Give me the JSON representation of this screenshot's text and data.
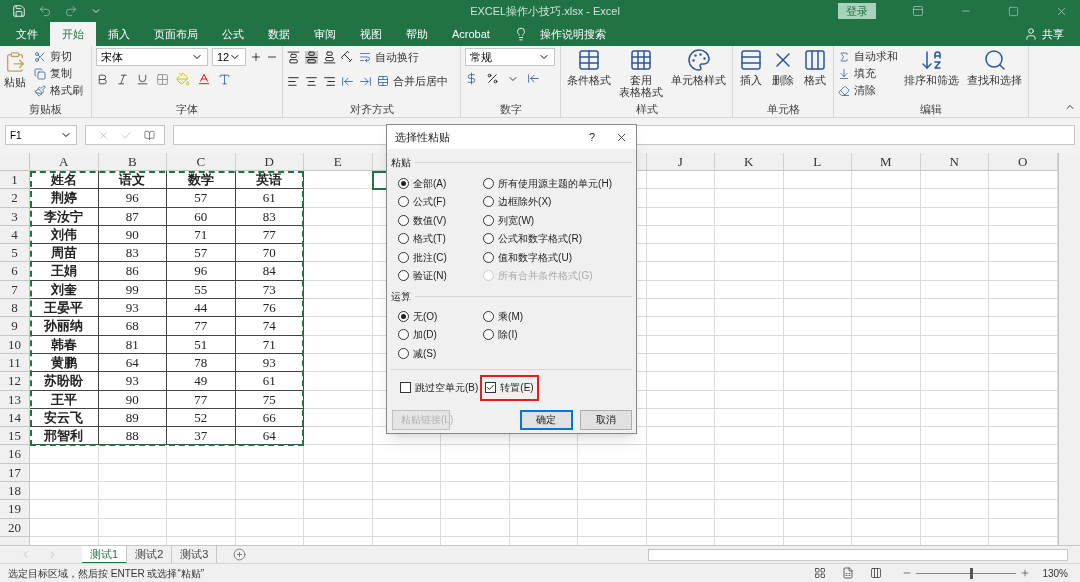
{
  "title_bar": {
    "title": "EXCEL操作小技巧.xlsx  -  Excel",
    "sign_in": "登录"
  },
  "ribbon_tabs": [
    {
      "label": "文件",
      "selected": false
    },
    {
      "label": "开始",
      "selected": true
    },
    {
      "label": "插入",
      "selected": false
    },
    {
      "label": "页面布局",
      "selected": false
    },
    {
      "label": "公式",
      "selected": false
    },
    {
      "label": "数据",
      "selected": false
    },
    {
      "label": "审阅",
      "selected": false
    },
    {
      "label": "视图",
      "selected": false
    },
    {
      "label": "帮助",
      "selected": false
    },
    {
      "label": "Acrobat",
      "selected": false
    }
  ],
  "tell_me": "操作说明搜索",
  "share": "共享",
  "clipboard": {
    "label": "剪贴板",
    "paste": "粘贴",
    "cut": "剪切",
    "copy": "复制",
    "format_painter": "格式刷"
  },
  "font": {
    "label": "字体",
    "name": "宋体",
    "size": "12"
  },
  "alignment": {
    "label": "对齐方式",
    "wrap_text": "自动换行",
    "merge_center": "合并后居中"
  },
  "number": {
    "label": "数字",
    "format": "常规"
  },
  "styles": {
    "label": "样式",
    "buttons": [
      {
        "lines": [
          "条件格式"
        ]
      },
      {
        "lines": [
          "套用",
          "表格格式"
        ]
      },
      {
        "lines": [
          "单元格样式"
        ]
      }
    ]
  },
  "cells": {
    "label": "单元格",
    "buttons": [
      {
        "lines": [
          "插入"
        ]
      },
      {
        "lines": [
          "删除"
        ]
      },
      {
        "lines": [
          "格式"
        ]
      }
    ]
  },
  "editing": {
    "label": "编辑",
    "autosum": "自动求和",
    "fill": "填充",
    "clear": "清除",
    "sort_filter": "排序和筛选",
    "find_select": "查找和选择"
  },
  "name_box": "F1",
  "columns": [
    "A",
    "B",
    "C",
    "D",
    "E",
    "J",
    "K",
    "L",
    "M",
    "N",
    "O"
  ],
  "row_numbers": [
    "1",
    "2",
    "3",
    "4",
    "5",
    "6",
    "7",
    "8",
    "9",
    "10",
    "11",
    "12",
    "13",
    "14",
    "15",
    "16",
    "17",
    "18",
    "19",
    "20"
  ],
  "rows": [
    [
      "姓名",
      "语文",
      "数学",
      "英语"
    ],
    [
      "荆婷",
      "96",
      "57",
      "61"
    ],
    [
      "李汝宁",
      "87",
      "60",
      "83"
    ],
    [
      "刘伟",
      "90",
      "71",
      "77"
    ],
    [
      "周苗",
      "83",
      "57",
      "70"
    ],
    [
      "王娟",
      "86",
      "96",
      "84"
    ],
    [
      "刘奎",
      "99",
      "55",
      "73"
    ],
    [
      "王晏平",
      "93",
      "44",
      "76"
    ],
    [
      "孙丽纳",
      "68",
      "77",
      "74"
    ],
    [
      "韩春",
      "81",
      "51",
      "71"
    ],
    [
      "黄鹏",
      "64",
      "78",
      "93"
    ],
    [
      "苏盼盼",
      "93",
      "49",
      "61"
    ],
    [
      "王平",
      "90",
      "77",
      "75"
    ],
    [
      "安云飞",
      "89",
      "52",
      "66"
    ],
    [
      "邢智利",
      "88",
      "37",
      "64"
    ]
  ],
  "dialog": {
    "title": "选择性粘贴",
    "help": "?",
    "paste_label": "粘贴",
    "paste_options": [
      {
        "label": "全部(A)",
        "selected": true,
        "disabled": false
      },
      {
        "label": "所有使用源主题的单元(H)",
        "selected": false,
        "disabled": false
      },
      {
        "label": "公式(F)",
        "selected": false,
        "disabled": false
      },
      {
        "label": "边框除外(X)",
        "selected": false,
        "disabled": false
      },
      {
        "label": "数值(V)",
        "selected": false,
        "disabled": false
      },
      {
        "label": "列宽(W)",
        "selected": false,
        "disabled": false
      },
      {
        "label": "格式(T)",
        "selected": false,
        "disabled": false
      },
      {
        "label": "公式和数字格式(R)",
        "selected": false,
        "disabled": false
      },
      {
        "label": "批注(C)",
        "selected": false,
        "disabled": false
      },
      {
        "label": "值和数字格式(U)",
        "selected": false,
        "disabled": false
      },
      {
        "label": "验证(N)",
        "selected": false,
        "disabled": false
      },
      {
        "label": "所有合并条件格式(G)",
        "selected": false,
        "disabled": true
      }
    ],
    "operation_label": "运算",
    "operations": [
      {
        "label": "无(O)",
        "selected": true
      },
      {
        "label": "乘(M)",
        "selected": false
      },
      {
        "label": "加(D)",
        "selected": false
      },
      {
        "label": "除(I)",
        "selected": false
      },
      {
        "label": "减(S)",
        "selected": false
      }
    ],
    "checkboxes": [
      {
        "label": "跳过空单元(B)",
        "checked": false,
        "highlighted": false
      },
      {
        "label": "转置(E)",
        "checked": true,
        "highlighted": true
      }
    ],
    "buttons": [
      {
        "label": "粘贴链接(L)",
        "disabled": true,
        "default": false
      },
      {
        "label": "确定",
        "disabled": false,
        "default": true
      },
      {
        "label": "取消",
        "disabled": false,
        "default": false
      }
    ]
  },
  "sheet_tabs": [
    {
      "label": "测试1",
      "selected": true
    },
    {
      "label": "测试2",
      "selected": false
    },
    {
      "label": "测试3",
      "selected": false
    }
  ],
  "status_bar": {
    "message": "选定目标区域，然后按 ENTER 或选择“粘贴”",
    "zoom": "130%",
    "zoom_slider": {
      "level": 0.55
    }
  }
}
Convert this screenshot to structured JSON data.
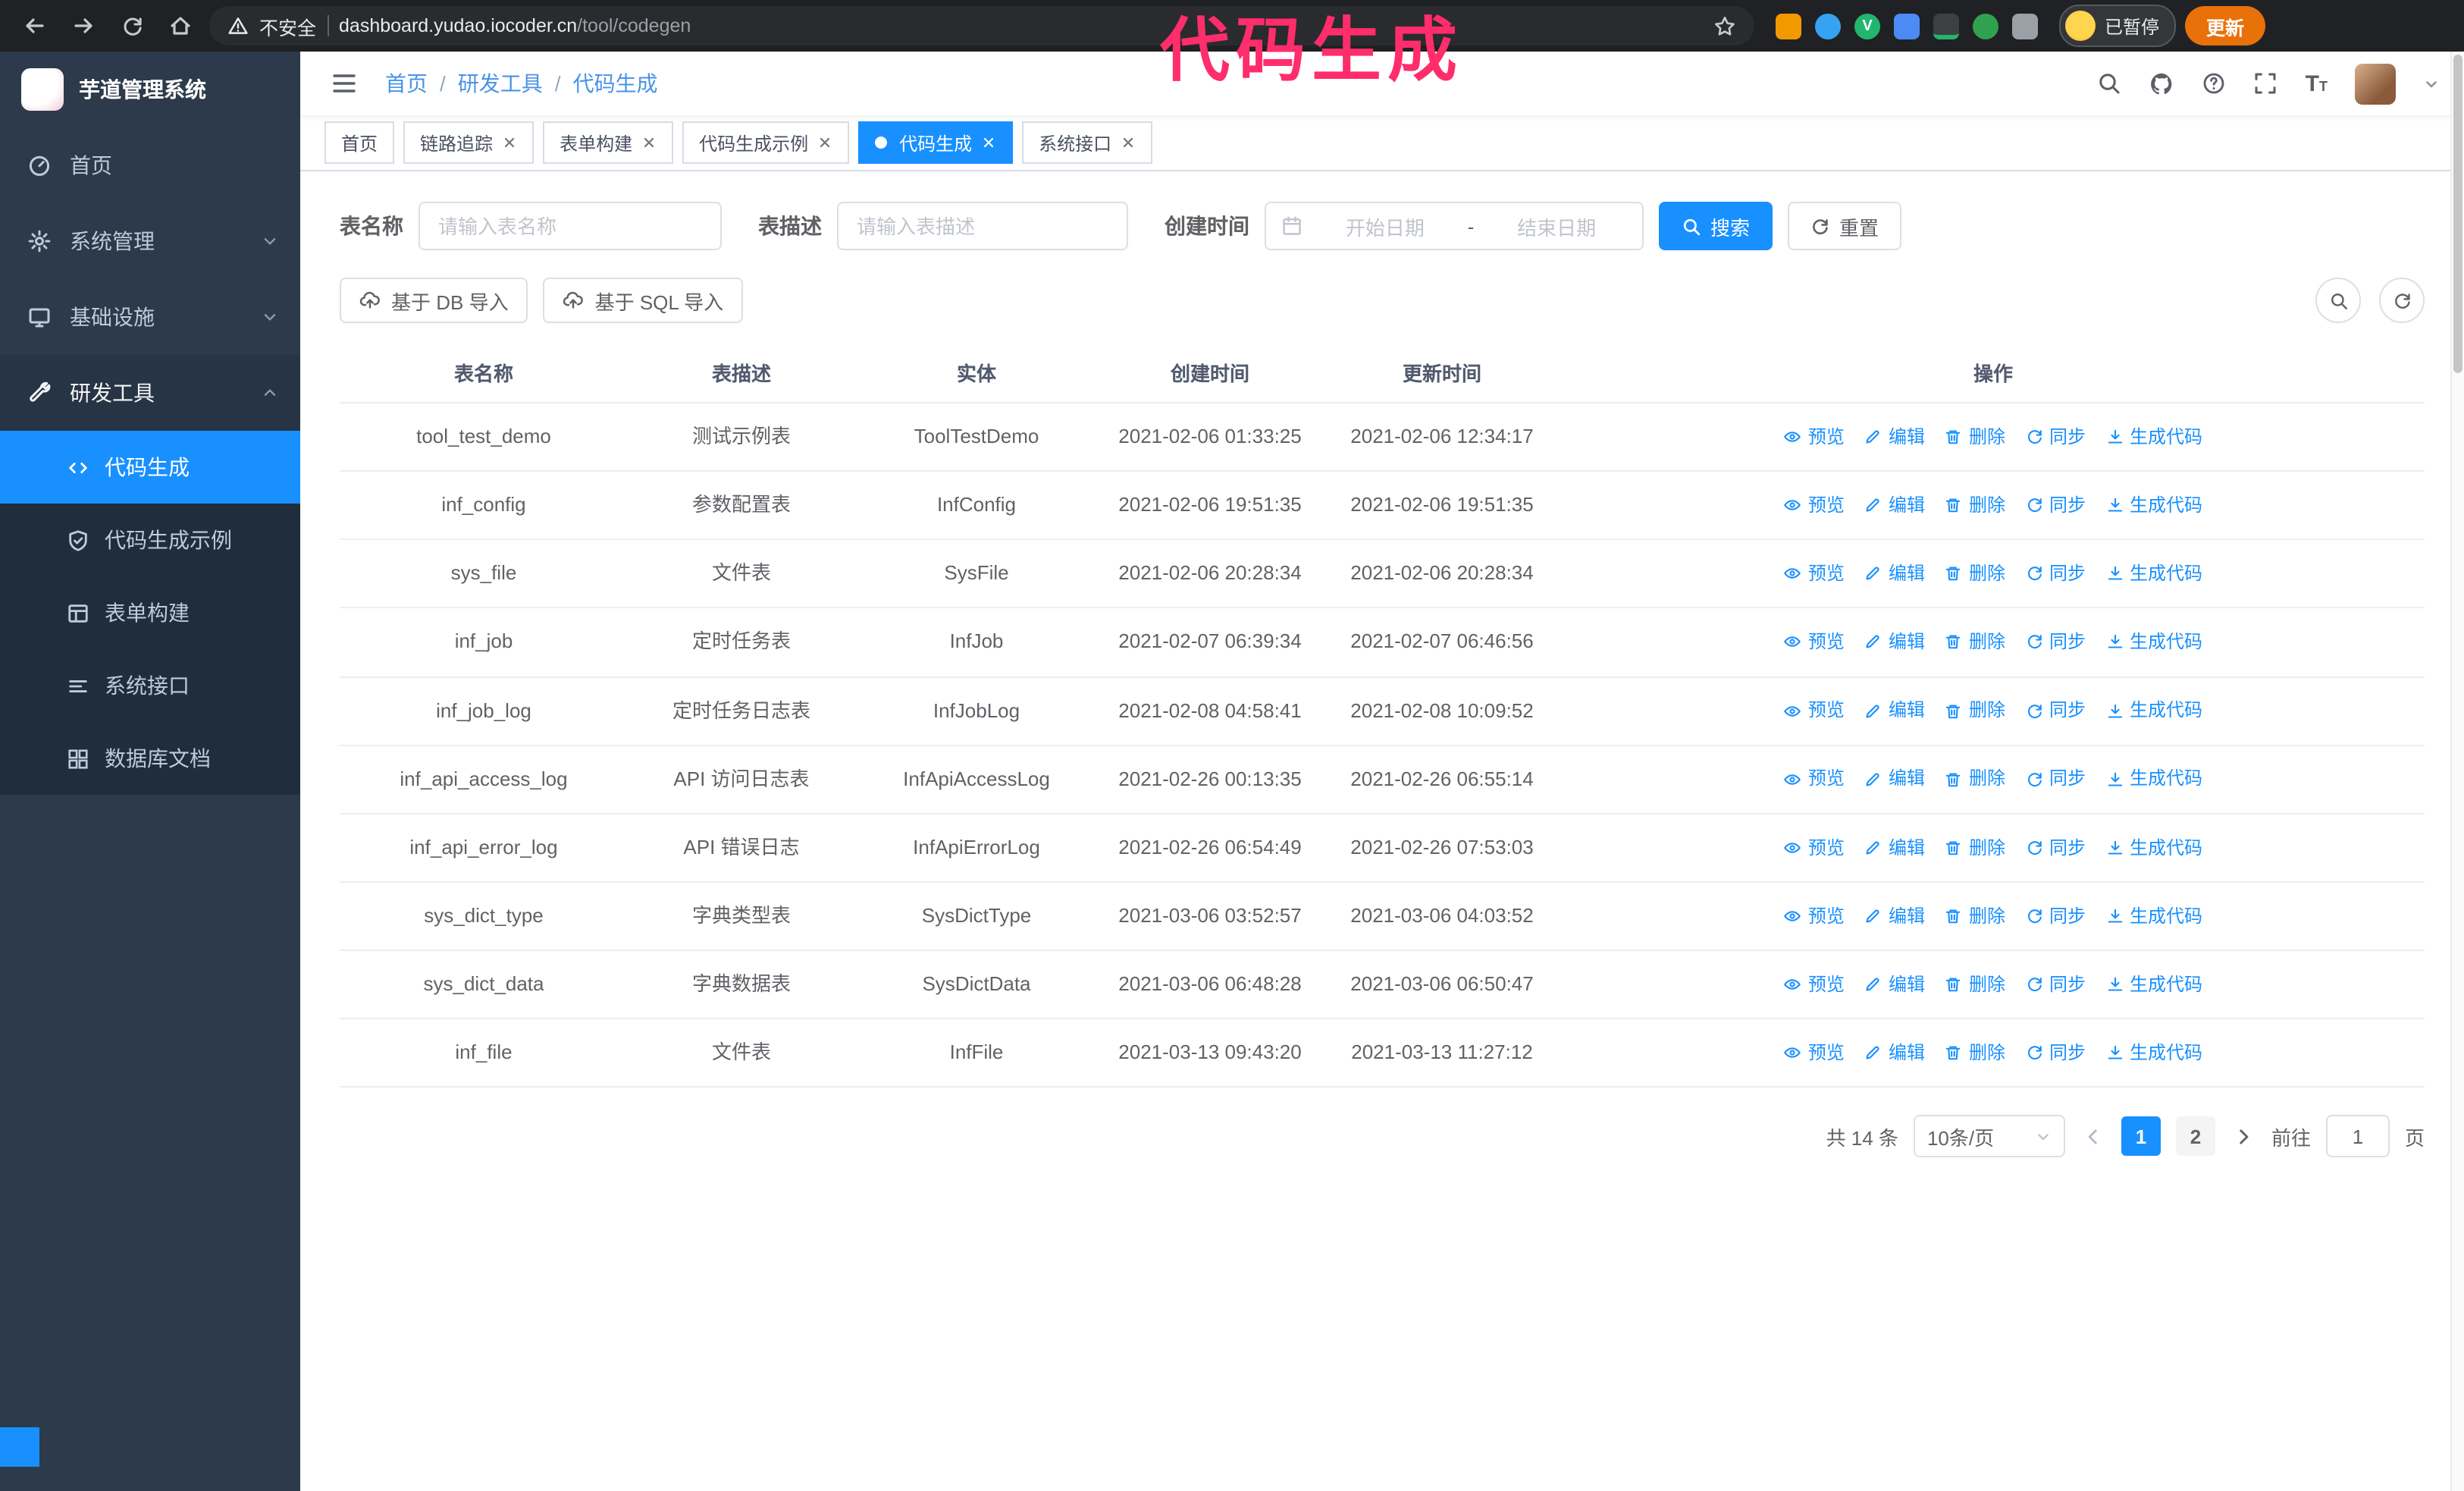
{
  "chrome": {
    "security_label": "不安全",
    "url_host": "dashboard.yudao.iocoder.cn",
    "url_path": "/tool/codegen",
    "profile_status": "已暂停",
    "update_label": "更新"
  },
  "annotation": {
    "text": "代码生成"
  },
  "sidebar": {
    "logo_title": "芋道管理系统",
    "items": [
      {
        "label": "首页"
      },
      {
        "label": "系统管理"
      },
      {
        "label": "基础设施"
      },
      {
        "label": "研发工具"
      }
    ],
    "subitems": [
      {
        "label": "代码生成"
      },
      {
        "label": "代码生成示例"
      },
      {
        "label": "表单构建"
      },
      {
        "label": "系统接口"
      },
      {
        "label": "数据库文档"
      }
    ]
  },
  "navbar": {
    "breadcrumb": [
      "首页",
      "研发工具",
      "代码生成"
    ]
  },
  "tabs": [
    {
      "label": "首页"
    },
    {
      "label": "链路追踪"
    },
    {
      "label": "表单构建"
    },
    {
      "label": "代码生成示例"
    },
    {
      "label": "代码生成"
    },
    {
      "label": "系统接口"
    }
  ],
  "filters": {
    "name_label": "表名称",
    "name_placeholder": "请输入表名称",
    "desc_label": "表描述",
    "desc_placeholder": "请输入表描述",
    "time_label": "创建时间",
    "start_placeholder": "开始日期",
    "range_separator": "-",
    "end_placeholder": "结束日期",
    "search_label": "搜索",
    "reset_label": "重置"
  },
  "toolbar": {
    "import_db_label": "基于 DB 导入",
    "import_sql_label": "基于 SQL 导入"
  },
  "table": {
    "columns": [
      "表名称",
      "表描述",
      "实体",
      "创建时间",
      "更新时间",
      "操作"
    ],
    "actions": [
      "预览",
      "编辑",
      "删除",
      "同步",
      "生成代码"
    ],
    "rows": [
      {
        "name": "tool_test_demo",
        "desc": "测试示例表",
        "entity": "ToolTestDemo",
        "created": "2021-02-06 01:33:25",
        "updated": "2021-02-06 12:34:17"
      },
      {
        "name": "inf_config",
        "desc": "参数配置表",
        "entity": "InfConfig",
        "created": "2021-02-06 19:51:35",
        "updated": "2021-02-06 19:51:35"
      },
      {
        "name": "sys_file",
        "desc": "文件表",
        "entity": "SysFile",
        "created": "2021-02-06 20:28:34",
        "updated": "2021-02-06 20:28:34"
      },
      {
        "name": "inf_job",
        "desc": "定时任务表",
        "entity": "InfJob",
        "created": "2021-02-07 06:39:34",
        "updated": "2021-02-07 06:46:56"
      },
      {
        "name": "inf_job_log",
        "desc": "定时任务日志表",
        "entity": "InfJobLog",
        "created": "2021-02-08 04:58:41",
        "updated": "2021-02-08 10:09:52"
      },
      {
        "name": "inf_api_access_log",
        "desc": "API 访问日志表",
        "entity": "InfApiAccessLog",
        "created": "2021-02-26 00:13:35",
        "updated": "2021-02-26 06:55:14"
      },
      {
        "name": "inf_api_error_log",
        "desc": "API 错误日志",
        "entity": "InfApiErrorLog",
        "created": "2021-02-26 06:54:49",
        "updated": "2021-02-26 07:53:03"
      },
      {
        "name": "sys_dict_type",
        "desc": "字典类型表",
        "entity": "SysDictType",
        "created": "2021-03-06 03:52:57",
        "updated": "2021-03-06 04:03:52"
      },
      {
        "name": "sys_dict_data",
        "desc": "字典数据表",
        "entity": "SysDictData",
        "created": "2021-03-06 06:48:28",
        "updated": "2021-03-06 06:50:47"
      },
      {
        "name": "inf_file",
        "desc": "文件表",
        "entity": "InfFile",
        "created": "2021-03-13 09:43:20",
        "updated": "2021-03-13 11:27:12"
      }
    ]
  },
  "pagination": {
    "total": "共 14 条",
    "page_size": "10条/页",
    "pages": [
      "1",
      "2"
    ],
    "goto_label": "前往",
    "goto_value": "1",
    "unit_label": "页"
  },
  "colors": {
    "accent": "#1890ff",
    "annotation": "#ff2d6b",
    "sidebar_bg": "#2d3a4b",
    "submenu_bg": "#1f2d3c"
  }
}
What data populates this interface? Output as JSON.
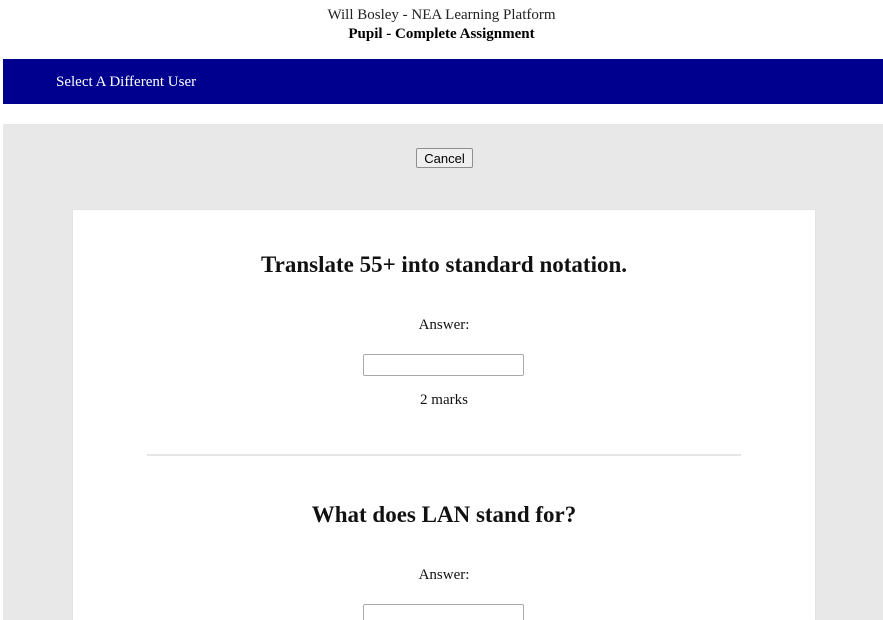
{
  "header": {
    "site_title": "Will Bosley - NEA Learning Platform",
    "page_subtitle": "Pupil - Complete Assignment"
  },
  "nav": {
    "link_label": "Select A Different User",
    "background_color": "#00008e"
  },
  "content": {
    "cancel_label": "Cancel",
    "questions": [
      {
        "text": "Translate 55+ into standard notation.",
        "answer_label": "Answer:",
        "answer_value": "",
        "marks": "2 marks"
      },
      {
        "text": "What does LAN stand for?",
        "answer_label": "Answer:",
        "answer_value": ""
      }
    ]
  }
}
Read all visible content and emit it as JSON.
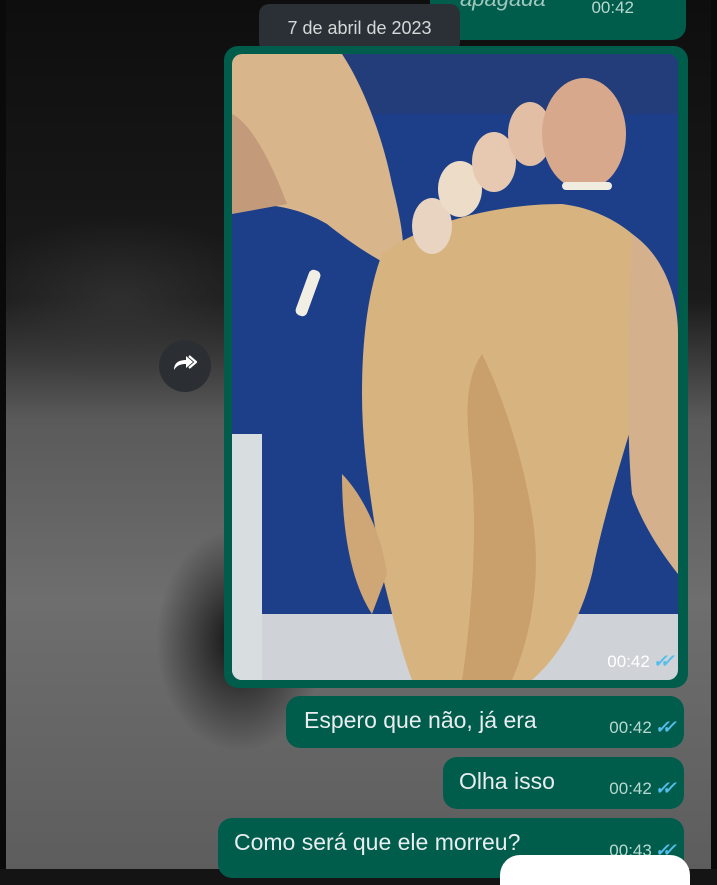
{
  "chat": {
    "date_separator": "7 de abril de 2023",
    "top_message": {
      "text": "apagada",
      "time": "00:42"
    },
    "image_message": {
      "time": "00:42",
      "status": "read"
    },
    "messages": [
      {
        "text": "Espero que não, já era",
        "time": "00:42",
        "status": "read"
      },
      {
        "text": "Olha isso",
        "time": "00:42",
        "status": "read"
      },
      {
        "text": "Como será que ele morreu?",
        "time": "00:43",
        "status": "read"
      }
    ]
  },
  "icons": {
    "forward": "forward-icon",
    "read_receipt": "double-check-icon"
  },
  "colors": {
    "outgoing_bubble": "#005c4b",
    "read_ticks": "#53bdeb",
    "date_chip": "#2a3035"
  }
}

***

Extract every line above that contains the word "updated".

        "updated": "2021-02-06 12:34:17"
        "updated": "2021-02-06 19:51:35"
        "updated": "2021-02-06 20:28:34"
        "updated": "2021-02-07 06:46:56"
        "updated": "2021-02-08 10:09:52"
        "updated": "2021-02-26 06:55:14"
        "updated": "2021-02-26 07:53:03"
        "updated": "2021-03-06 04:03:52"
        "updated": "2021-03-06 06:50:47"
        "updated": "2021-03-13 11:27:12"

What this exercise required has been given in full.